>> BEGIN
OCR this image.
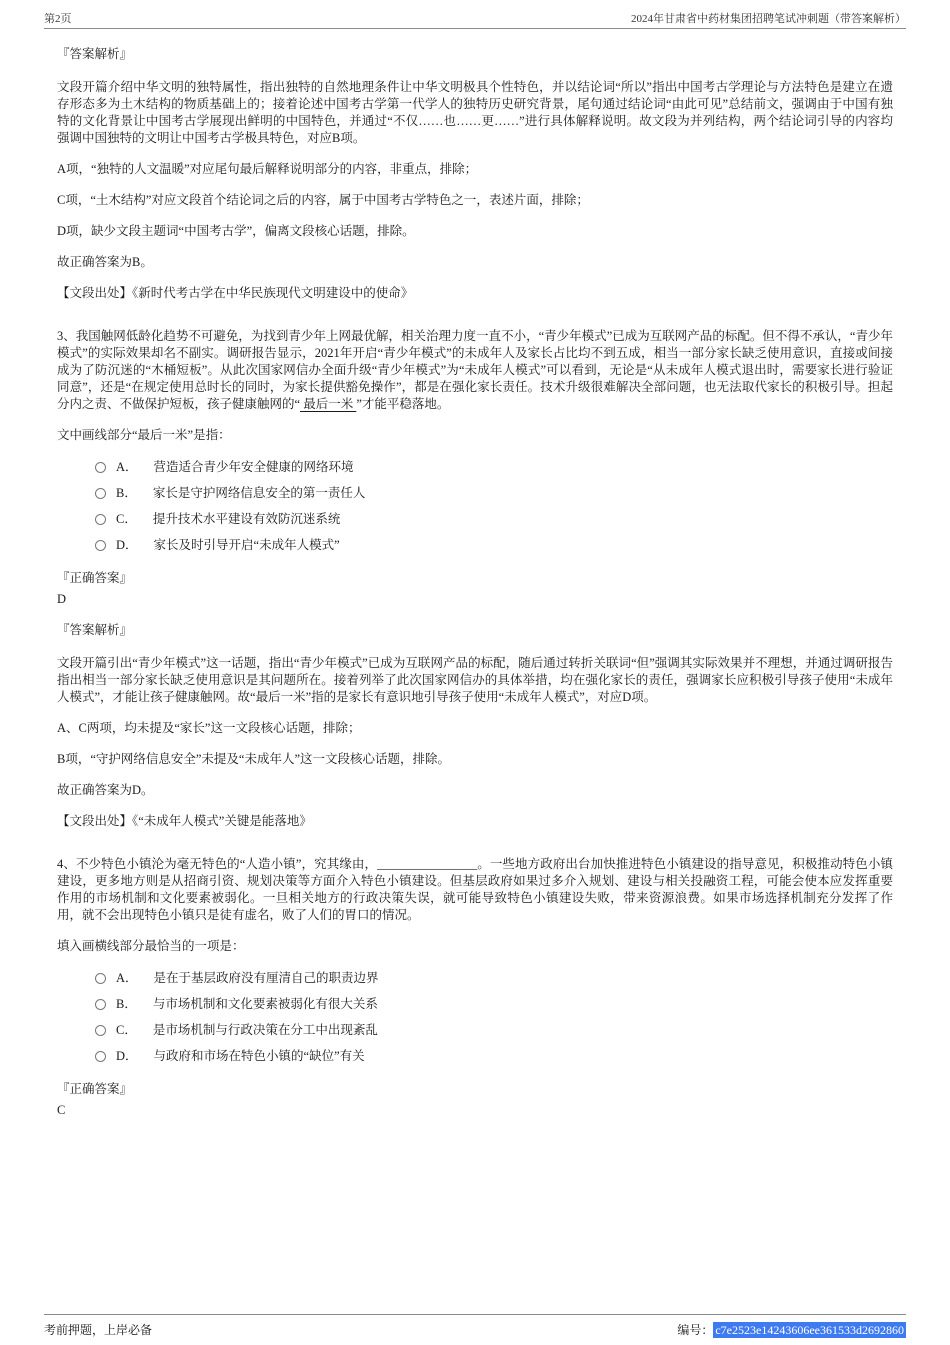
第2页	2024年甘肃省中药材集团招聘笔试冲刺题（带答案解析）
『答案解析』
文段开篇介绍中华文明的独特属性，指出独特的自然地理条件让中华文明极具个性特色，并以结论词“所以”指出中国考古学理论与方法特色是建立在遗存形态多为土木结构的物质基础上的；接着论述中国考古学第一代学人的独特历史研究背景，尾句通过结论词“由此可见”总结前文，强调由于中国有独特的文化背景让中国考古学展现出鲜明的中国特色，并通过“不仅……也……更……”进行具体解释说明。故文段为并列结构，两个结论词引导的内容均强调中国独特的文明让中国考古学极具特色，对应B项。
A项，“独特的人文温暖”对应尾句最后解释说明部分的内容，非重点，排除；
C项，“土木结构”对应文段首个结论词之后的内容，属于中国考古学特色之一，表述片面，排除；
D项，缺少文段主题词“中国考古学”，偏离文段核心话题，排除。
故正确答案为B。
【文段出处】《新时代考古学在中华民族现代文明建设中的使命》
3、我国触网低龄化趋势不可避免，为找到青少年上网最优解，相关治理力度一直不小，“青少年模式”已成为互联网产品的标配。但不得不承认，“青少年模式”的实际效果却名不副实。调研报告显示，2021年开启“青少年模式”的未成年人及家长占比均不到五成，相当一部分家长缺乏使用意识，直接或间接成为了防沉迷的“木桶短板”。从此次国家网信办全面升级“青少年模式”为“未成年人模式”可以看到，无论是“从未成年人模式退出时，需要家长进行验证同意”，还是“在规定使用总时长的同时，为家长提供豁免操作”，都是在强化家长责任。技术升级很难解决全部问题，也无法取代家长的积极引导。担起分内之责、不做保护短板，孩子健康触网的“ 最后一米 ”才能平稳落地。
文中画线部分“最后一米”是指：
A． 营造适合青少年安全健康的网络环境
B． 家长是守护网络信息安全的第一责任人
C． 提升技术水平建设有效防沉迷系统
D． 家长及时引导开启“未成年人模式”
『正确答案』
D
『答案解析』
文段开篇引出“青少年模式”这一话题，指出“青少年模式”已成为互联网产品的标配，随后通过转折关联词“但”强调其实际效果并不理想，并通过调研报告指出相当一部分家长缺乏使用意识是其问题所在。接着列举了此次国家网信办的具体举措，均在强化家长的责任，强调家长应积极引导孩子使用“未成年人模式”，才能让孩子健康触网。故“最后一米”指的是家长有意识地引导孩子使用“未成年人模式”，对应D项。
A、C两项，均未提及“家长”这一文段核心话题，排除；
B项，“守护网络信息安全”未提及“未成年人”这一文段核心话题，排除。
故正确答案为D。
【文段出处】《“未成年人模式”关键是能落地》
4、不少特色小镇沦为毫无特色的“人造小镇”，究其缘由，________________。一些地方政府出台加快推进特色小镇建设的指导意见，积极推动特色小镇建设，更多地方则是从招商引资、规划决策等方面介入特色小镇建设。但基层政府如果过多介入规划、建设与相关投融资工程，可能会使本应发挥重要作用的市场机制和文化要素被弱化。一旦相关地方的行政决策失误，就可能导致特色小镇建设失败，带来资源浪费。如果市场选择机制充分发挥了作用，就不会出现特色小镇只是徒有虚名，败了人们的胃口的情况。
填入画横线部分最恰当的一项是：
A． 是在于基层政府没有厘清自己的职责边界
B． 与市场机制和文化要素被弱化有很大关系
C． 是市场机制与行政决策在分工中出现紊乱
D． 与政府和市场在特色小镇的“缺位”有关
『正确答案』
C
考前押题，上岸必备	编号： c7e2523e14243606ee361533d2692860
>> END
Work to be completed: Copy the records above exactly, leaving out every picture.

Full solution:
OCR this image.
第2页	2024年甘肃省中药材集团招聘笔试冲刺题（带答案解析）
『答案解析』
文段开篇介绍中华文明的独特属性，指出独特的自然地理条件让中华文明极具个性特色，并以结论词“所以”指出中国考古学理论与方法特色是建立在遗存形态多为土木结构的物质基础上的；接着论述中国考古学第一代学人的独特历史研究背景，尾句通过结论词“由此可见”总结前文，强调由于中国有独特的文化背景让中国考古学展现出鲜明的中国特色，并通过“不仅……也……更……”进行具体解释说明。故文段为并列结构，两个结论词引导的内容均强调中国独特的文明让中国考古学极具特色，对应B项。
A项，“独特的人文温暖”对应尾句最后解释说明部分的内容，非重点，排除；
C项，“土木结构”对应文段首个结论词之后的内容，属于中国考古学特色之一，表述片面，排除；
D项，缺少文段主题词“中国考古学”，偏离文段核心话题，排除。
故正确答案为B。
【文段出处】《新时代考古学在中华民族现代文明建设中的使命》
3、我国触网低龄化趋势不可避免，为找到青少年上网最优解，相关治理力度一直不小，“青少年模式”已成为互联网产品的标配。但不得不承认，“青少年模式”的实际效果却名不副实。调研报告显示，2021年开启“青少年模式”的未成年人及家长占比均不到五成，相当一部分家长缺乏使用意识，直接或间接成为了防沉迷的“木桶短板”。从此次国家网信办全面升级“青少年模式”为“未成年人模式”可以看到，无论是“从未成年人模式退出时，需要家长进行验证同意”，还是“在规定使用总时长的同时，为家长提供豁免操作”，都是在强化家长责任。技术升级很难解决全部问题，也无法取代家长的积极引导。担起分内之责、不做保护短板，孩子健康触网的“ 最后一米 ”才能平稳落地。
文中画线部分“最后一米”是指：
A． 营造适合青少年安全健康的网络环境
B． 家长是守护网络信息安全的第一责任人
C． 提升技术水平建设有效防沉迷系统
D． 家长及时引导开启“未成年人模式”
『正确答案』
D
『答案解析』
文段开篇引出“青少年模式”这一话题，指出“青少年模式”已成为互联网产品的标配，随后通过转折关联词“但”强调其实际效果并不理想，并通过调研报告指出相当一部分家长缺乏使用意识是其问题所在。接着列举了此次国家网信办的具体举措，均在强化家长的责任，强调家长应积极引导孩子使用“未成年人模式”，才能让孩子健康触网。故“最后一米”指的是家长有意识地引导孩子使用“未成年人模式”，对应D项。
A、C两项，均未提及“家长”这一文段核心话题，排除；
B项，“守护网络信息安全”未提及“未成年人”这一文段核心话题，排除。
故正确答案为D。
【文段出处】《“未成年人模式”关键是能落地》
4、不少特色小镇沦为毫无特色的“人造小镇”，究其缘由，________________。一些地方政府出台加快推进特色小镇建设的指导意见，积极推动特色小镇建设，更多地方则是从招商引资、规划决策等方面介入特色小镇建设。但基层政府如果过多介入规划、建设与相关投融资工程，可能会使本应发挥重要作用的市场机制和文化要素被弱化。一旦相关地方的行政决策失误，就可能导致特色小镇建设失败，带来资源浪费。如果市场选择机制充分发挥了作用，就不会出现特色小镇只是徒有虚名，败了人们的胃口的情况。
填入画横线部分最恰当的一项是：
A． 是在于基层政府没有厘清自己的职责边界
B． 与市场机制和文化要素被弱化有很大关系
C． 是市场机制与行政决策在分工中出现紊乱
D． 与政府和市场在特色小镇的“缺位”有关
『正确答案』
C
考前押题，上岸必备	编号： c7e2523e14243606ee361533d2692860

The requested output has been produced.